L’ultime offensive de l’armée Sri Lankais contre les « Tigres » de libération de l’Eelam Tamoule (LTTE), est loin d’avoir permis une résolution du conflit qui oppose la communauté tamoule lankaise au gouvernement nationaliste chauvin cinghalais de Mahinda Rajapaksa.
Entre janvier et mai de cette année, 20 000 civils tamouls ont perdu la vie sous les bombardements incessants de l’armée sri lankaise. Depuis la fin de l’offensive entre 250 000 et 300 000 civils ont été retenus captifs dans des camps d’internement, sans possibilité de mouvement, ni même de regroupement familial. Cela a permis au gouvernement de tenter de repérer et de capturer les membres et soutiens supposés des LTTE au sein de la population civile des camps.
Les ONG telles que la Croix Rouge n’ont pas été autorisées à apporter aide et soutien aux tamouls enfermés dans ces camps où les besoins les plus élémentaires font cruellement défauts. A tel point qu’Amnesty international a alerté la communauté internationale d’un risque de catastrophe sanitaire majeure.
Récemment, Mahinda Rajapaksa a décidé d’anticiper les élections présidentielles début 2010 afin, espère-t-il, de capitaliser sa victoire contre les Tigres. Depuis cette annonce, les camps ont été ouverts et les tamouls internés sont progressivement relâchés. Ils sont autorisés à retourner dans les zones qu’ils habitaient précédemment y compris dans le Nord durement touché par les combats. Le gouvernement a même annoncé la fermeture définitive des camps au plus tard fin janvier 2010.

CONSIGNE >>
Selon l'extrait choisi sur le conflit au Sri Lanka, pour quelle raison Mahinda Rajapaksa a-t-il avancé l'élection présidentielle ? Répondez en une à trois phrases.

DONNÉES FOURNIES >>
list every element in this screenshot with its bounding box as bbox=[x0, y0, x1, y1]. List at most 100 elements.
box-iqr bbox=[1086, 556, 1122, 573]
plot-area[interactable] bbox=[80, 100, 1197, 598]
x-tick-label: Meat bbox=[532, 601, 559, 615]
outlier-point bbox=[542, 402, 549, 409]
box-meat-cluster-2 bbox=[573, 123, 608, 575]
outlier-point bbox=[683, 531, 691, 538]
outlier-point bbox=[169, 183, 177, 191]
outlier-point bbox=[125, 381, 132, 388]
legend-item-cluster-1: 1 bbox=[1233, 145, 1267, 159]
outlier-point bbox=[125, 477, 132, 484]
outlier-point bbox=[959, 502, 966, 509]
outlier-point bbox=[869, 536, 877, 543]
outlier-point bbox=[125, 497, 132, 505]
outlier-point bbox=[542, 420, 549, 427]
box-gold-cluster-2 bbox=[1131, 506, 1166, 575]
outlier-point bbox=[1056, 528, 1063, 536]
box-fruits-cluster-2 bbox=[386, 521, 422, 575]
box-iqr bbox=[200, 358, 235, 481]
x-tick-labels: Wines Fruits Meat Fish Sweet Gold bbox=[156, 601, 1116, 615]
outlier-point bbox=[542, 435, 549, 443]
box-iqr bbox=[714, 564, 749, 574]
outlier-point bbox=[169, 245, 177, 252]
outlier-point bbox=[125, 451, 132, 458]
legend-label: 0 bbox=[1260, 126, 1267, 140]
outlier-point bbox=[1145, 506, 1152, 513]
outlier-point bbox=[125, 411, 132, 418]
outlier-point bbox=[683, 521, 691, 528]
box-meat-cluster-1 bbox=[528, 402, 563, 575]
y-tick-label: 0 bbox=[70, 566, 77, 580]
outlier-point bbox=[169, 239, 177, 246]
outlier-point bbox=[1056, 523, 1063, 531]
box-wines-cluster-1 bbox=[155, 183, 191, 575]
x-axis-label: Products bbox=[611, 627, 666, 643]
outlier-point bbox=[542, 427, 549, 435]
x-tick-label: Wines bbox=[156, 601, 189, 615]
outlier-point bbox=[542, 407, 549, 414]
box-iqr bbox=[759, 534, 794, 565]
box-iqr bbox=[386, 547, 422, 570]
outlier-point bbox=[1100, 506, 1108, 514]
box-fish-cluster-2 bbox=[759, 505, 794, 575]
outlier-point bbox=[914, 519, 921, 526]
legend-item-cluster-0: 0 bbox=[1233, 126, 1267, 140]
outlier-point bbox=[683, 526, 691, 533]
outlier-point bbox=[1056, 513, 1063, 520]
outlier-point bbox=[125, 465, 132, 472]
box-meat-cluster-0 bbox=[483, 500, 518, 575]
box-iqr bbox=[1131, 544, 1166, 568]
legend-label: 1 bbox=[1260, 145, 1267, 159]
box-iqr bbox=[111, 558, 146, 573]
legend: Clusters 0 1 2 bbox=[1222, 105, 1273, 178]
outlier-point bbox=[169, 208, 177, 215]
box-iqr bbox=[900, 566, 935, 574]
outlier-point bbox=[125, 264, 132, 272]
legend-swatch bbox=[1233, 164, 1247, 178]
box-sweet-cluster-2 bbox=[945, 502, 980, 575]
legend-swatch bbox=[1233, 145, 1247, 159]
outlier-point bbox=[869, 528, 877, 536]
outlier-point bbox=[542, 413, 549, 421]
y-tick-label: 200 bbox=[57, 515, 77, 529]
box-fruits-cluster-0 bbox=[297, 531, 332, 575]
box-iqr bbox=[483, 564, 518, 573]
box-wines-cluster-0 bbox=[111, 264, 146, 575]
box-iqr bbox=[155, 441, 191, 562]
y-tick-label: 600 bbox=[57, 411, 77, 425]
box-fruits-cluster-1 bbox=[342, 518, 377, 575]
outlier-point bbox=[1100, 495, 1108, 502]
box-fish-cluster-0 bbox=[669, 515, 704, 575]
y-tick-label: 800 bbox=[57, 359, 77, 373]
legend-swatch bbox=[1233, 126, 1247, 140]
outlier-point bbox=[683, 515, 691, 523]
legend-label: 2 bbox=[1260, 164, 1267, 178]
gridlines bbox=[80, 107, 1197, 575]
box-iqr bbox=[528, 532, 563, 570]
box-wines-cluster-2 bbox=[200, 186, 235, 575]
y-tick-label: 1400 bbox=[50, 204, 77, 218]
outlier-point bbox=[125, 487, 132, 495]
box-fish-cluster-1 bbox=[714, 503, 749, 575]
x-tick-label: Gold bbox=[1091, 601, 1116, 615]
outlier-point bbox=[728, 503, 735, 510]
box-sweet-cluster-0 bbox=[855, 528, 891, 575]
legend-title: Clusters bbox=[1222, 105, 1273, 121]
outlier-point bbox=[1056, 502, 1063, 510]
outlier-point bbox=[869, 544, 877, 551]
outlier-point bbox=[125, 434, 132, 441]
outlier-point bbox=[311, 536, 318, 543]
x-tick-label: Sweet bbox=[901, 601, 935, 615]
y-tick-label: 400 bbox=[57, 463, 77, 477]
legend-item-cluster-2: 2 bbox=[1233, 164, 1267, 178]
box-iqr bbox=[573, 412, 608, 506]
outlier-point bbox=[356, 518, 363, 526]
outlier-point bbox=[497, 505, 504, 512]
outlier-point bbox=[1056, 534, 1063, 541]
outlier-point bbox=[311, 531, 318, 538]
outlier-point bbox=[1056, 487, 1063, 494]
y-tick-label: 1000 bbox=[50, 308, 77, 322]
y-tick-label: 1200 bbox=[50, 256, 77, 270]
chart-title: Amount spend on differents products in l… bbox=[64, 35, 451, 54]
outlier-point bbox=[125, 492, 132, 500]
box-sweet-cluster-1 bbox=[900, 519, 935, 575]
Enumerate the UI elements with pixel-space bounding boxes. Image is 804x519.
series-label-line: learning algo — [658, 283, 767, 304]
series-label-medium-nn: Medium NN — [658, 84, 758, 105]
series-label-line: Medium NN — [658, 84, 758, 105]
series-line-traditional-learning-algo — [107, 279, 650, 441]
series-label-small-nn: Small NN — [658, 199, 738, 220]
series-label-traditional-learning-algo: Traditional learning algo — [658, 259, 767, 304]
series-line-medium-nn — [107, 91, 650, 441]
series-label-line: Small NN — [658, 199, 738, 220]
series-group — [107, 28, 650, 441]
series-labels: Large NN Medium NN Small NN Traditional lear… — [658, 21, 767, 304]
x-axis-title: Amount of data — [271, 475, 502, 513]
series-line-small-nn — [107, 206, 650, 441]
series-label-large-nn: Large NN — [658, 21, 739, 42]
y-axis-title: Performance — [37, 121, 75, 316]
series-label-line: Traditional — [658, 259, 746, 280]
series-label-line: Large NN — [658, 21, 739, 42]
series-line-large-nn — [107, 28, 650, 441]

RÉPONSE >>
Mahinda Rajapaksa a anticipé l'élection présidentielle au début de 2010 pour capitaliser sa victoire contre les Tigres de libération de l'Eelam tamoul. L'extrait présente ce but comme un espoir de sa part (« espère-t-il »).